REQUIRED ACTION >>
Wherever the string "label" shows up in the records below, return that line.

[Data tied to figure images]
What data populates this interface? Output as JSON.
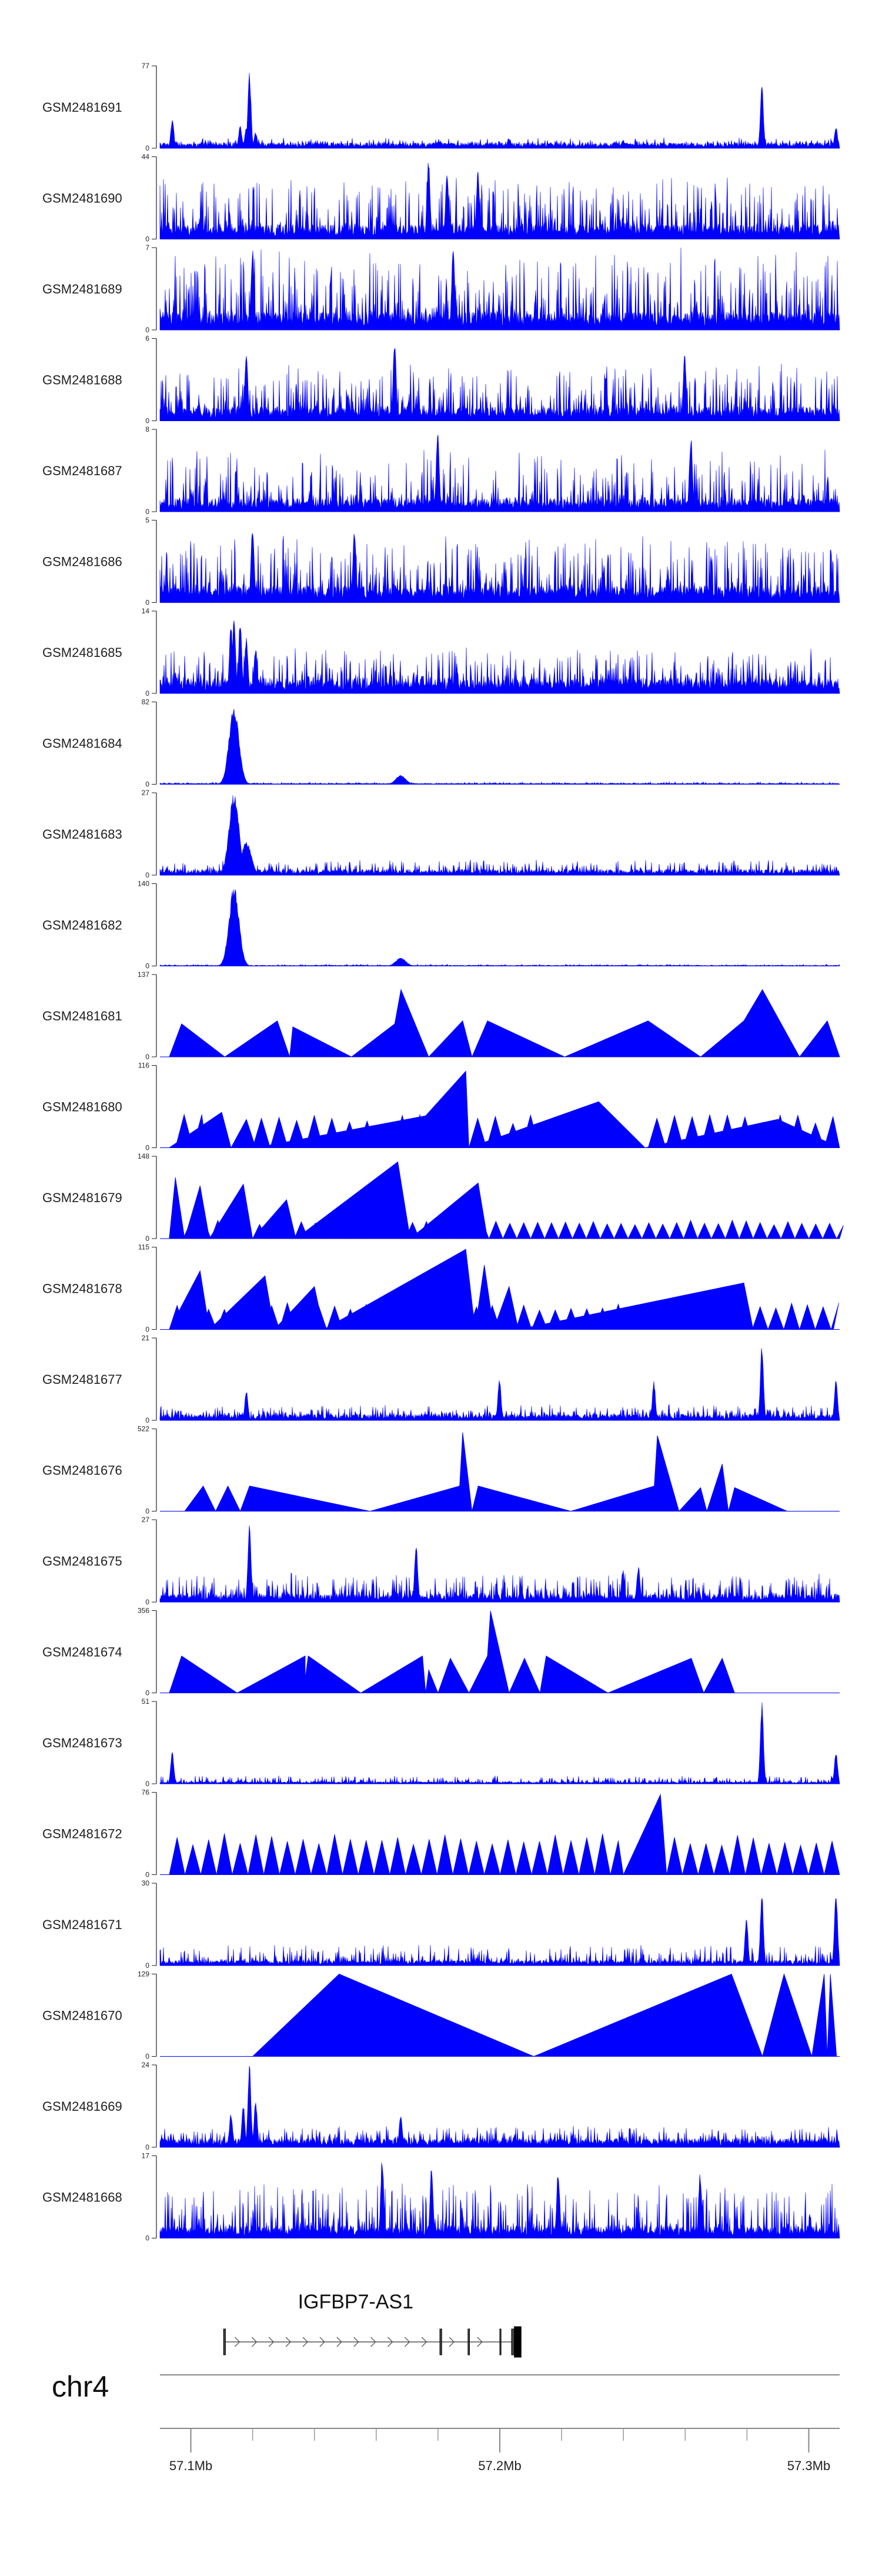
{
  "chart_data": {
    "type": "area",
    "genome": {
      "chromosome": "chr4",
      "range_mb": [
        57.09,
        57.31
      ],
      "axis_ticks": [
        {
          "mb": 57.1,
          "label": "57.1Mb"
        },
        {
          "mb": 57.2,
          "label": "57.2Mb"
        },
        {
          "mb": 57.3,
          "label": "57.3Mb"
        }
      ],
      "minor_ticks_mb": [
        57.1,
        57.12,
        57.14,
        57.16,
        57.18,
        57.2,
        57.22,
        57.24,
        57.26,
        57.28,
        57.3
      ]
    },
    "color": "#0000ff",
    "tracks": [
      {
        "name": "GSM2481691",
        "ymax": 77,
        "style": "spiky",
        "baseline": 4,
        "noise": 5,
        "peaks": [
          [
            57.094,
            28
          ],
          [
            57.116,
            22
          ],
          [
            57.118,
            20
          ],
          [
            57.119,
            72
          ],
          [
            57.121,
            15
          ],
          [
            57.203,
            10
          ],
          [
            57.24,
            8
          ],
          [
            57.285,
            58
          ],
          [
            57.309,
            20
          ]
        ]
      },
      {
        "name": "GSM2481690",
        "ymax": 44,
        "style": "spiky",
        "baseline": 6,
        "noise": 26,
        "peaks": [
          [
            57.177,
            44
          ],
          [
            57.183,
            36
          ],
          [
            57.193,
            38
          ]
        ]
      },
      {
        "name": "GSM2481689",
        "ymax": 7,
        "style": "spiky",
        "baseline": 1.2,
        "noise": 5.6,
        "peaks": [
          [
            57.12,
            7
          ],
          [
            57.185,
            7
          ]
        ]
      },
      {
        "name": "GSM2481688",
        "ymax": 6,
        "style": "spiky",
        "baseline": 0.8,
        "noise": 3.2,
        "peaks": [
          [
            57.166,
            6
          ],
          [
            57.118,
            5
          ],
          [
            57.26,
            5
          ]
        ]
      },
      {
        "name": "GSM2481687",
        "ymax": 8,
        "style": "spiky",
        "baseline": 1.0,
        "noise": 4.8,
        "peaks": [
          [
            57.18,
            8
          ],
          [
            57.262,
            7.5
          ]
        ]
      },
      {
        "name": "GSM2481686",
        "ymax": 5,
        "style": "spiky",
        "baseline": 0.8,
        "noise": 3.2,
        "peaks": [
          [
            57.12,
            4.8
          ],
          [
            57.153,
            4.6
          ]
        ]
      },
      {
        "name": "GSM2481685",
        "ymax": 14,
        "style": "spiky",
        "baseline": 2,
        "noise": 5.5,
        "peaks": [
          [
            57.113,
            12
          ],
          [
            57.114,
            14
          ],
          [
            57.116,
            13
          ],
          [
            57.118,
            10
          ],
          [
            57.121,
            8
          ]
        ]
      },
      {
        "name": "GSM2481684",
        "ymax": 82,
        "style": "peak",
        "baseline": 0.8,
        "noise": 1.5,
        "peaks": [
          [
            57.114,
            78
          ],
          [
            57.168,
            9
          ]
        ]
      },
      {
        "name": "GSM2481683",
        "ymax": 27,
        "style": "peak",
        "baseline": 1.5,
        "noise": 3.5,
        "peaks": [
          [
            57.114,
            27
          ],
          [
            57.118,
            11
          ]
        ]
      },
      {
        "name": "GSM2481682",
        "ymax": 140,
        "style": "peak",
        "baseline": 1,
        "noise": 2,
        "peaks": [
          [
            57.114,
            135
          ],
          [
            57.168,
            14
          ]
        ]
      },
      {
        "name": "GSM2481681",
        "ymax": 137,
        "style": "sparse",
        "points": [
          [
            57.093,
            0
          ],
          [
            57.097,
            55
          ],
          [
            57.111,
            0
          ],
          [
            57.128,
            60
          ],
          [
            57.132,
            0
          ],
          [
            57.133,
            50
          ],
          [
            57.152,
            0
          ],
          [
            57.166,
            55
          ],
          [
            57.168,
            112
          ],
          [
            57.177,
            0
          ],
          [
            57.188,
            60
          ],
          [
            57.191,
            0
          ],
          [
            57.196,
            60
          ],
          [
            57.221,
            0
          ],
          [
            57.248,
            60
          ],
          [
            57.265,
            0
          ],
          [
            57.279,
            60
          ],
          [
            57.285,
            112
          ],
          [
            57.297,
            0
          ],
          [
            57.306,
            60
          ],
          [
            57.31,
            0
          ]
        ]
      },
      {
        "name": "GSM2481680",
        "ymax": 116,
        "style": "sparse",
        "points": [
          [
            57.093,
            0
          ],
          [
            57.11,
            50
          ],
          [
            57.113,
            0
          ],
          [
            57.118,
            40
          ],
          [
            57.121,
            0
          ],
          [
            57.176,
            45
          ],
          [
            57.189,
            108
          ],
          [
            57.19,
            0
          ],
          [
            57.232,
            65
          ],
          [
            57.247,
            0
          ],
          [
            57.29,
            40
          ],
          [
            57.31,
            0
          ]
        ],
        "teeth": [
          [
            57.095,
            57.105,
            45
          ],
          [
            57.12,
            57.175,
            40
          ],
          [
            57.19,
            57.232,
            40
          ],
          [
            57.248,
            57.31,
            40
          ]
        ]
      },
      {
        "name": "GSM2481679",
        "ymax": 148,
        "style": "sparse",
        "points": [
          [
            57.093,
            0
          ],
          [
            57.095,
            110
          ],
          [
            57.098,
            0
          ],
          [
            57.103,
            95
          ],
          [
            57.106,
            0
          ],
          [
            57.117,
            98
          ],
          [
            57.12,
            0
          ],
          [
            57.131,
            70
          ],
          [
            57.134,
            0
          ],
          [
            57.167,
            138
          ],
          [
            57.171,
            0
          ],
          [
            57.193,
            100
          ],
          [
            57.196,
            0
          ]
        ],
        "teeth": [
          [
            57.093,
            57.31,
            28
          ]
        ]
      },
      {
        "name": "GSM2481678",
        "ymax": 115,
        "style": "sparse",
        "points": [
          [
            57.093,
            0
          ],
          [
            57.103,
            82
          ],
          [
            57.106,
            0
          ],
          [
            57.124,
            75
          ],
          [
            57.127,
            0
          ],
          [
            57.14,
            60
          ],
          [
            57.143,
            0
          ],
          [
            57.189,
            112
          ],
          [
            57.192,
            0
          ],
          [
            57.195,
            90
          ],
          [
            57.198,
            0
          ],
          [
            57.203,
            60
          ],
          [
            57.206,
            0
          ],
          [
            57.279,
            65
          ],
          [
            57.282,
            0
          ]
        ],
        "teeth": [
          [
            57.093,
            57.308,
            32
          ]
        ]
      },
      {
        "name": "GSM2481677",
        "ymax": 21,
        "style": "spiky",
        "baseline": 1.2,
        "noise": 2.8,
        "peaks": [
          [
            57.118,
            8
          ],
          [
            57.2,
            11
          ],
          [
            57.25,
            10
          ],
          [
            57.285,
            20
          ],
          [
            57.309,
            11
          ]
        ]
      },
      {
        "name": "GSM2481676",
        "ymax": 522,
        "style": "sparse",
        "points": [
          [
            57.098,
            0
          ],
          [
            57.104,
            160
          ],
          [
            57.108,
            0
          ],
          [
            57.112,
            160
          ],
          [
            57.116,
            0
          ],
          [
            57.119,
            160
          ],
          [
            57.158,
            0
          ],
          [
            57.187,
            160
          ],
          [
            57.188,
            500
          ],
          [
            57.191,
            0
          ],
          [
            57.193,
            160
          ],
          [
            57.223,
            0
          ],
          [
            57.25,
            160
          ],
          [
            57.251,
            480
          ],
          [
            57.258,
            0
          ],
          [
            57.265,
            150
          ],
          [
            57.267,
            0
          ],
          [
            57.272,
            300
          ],
          [
            57.274,
            0
          ],
          [
            57.276,
            150
          ],
          [
            57.293,
            0
          ]
        ]
      },
      {
        "name": "GSM2481675",
        "ymax": 27,
        "style": "spiky",
        "baseline": 2,
        "noise": 7,
        "peaks": [
          [
            57.119,
            26
          ],
          [
            57.173,
            19
          ],
          [
            57.24,
            11
          ],
          [
            57.245,
            12
          ]
        ]
      },
      {
        "name": "GSM2481674",
        "ymax": 356,
        "style": "sparse",
        "points": [
          [
            57.093,
            0
          ],
          [
            57.097,
            160
          ],
          [
            57.115,
            0
          ],
          [
            57.137,
            160
          ],
          [
            57.137,
            60
          ],
          [
            57.138,
            160
          ],
          [
            57.155,
            0
          ],
          [
            57.175,
            160
          ],
          [
            57.176,
            0
          ],
          [
            57.177,
            100
          ],
          [
            57.18,
            0
          ],
          [
            57.184,
            150
          ],
          [
            57.19,
            0
          ],
          [
            57.196,
            160
          ],
          [
            57.197,
            355
          ],
          [
            57.203,
            0
          ],
          [
            57.208,
            150
          ],
          [
            57.213,
            0
          ],
          [
            57.215,
            160
          ],
          [
            57.235,
            0
          ],
          [
            57.262,
            150
          ],
          [
            57.266,
            0
          ],
          [
            57.272,
            150
          ],
          [
            57.276,
            0
          ],
          [
            57.29,
            0
          ]
        ],
        "teeth": [
          [
            57.176,
            57.235,
            0
          ]
        ]
      },
      {
        "name": "GSM2481673",
        "ymax": 51,
        "style": "spiky",
        "baseline": 1,
        "noise": 4,
        "peaks": [
          [
            57.094,
            20
          ],
          [
            57.285,
            51
          ],
          [
            57.309,
            20
          ]
        ]
      },
      {
        "name": "GSM2481672",
        "ymax": 76,
        "style": "sparse",
        "points": [
          [
            57.093,
            0
          ],
          [
            57.093,
            0
          ],
          [
            57.24,
            0
          ],
          [
            57.252,
            74
          ],
          [
            57.254,
            0
          ]
        ],
        "teeth": [
          [
            57.093,
            57.24,
            32
          ],
          [
            57.254,
            57.31,
            32
          ]
        ]
      },
      {
        "name": "GSM2481671",
        "ymax": 30,
        "style": "spiky",
        "baseline": 1.5,
        "noise": 6,
        "peaks": [
          [
            57.285,
            27
          ],
          [
            57.309,
            28
          ],
          [
            57.28,
            18
          ]
        ]
      },
      {
        "name": "GSM2481670",
        "ymax": 129,
        "style": "sparse",
        "points": [
          [
            57.12,
            0
          ],
          [
            57.148,
            129
          ],
          [
            57.211,
            0
          ],
          [
            57.275,
            129
          ],
          [
            57.285,
            0
          ],
          [
            57.292,
            129
          ],
          [
            57.301,
            0
          ],
          [
            57.305,
            129
          ],
          [
            57.306,
            0
          ],
          [
            57.307,
            129
          ],
          [
            57.309,
            0
          ]
        ]
      },
      {
        "name": "GSM2481669",
        "ymax": 24,
        "style": "spiky",
        "baseline": 2,
        "noise": 4,
        "peaks": [
          [
            57.117,
            13
          ],
          [
            57.119,
            24
          ],
          [
            57.121,
            14
          ],
          [
            57.113,
            10
          ],
          [
            57.168,
            10
          ]
        ]
      },
      {
        "name": "GSM2481668",
        "ymax": 17,
        "style": "spiky",
        "baseline": 2,
        "noise": 9,
        "peaks": [
          [
            57.162,
            17
          ],
          [
            57.178,
            15
          ],
          [
            57.219,
            14
          ],
          [
            57.265,
            14
          ]
        ]
      }
    ],
    "genes": [
      {
        "name": "IGFBP7-AS1",
        "start_mb": 57.1112,
        "end_mb": 57.2069,
        "strand": "+",
        "introns": [
          [
            57.1112,
            57.1806
          ],
          [
            57.1806,
            57.1897
          ],
          [
            57.1897,
            57.2
          ],
          [
            57.2,
            57.2038
          ]
        ],
        "exons": [
          [
            57.1106,
            57.1112
          ],
          [
            57.1806,
            57.1812
          ],
          [
            57.1897,
            57.1902
          ],
          [
            57.2,
            57.2004
          ],
          [
            57.2038,
            57.2047
          ],
          [
            57.2047,
            57.2069
          ]
        ]
      }
    ]
  }
}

EXERCISE RESPONSE >>
          "label": "57.1Mb"
          "label": "57.2Mb"
          "label": "57.3Mb"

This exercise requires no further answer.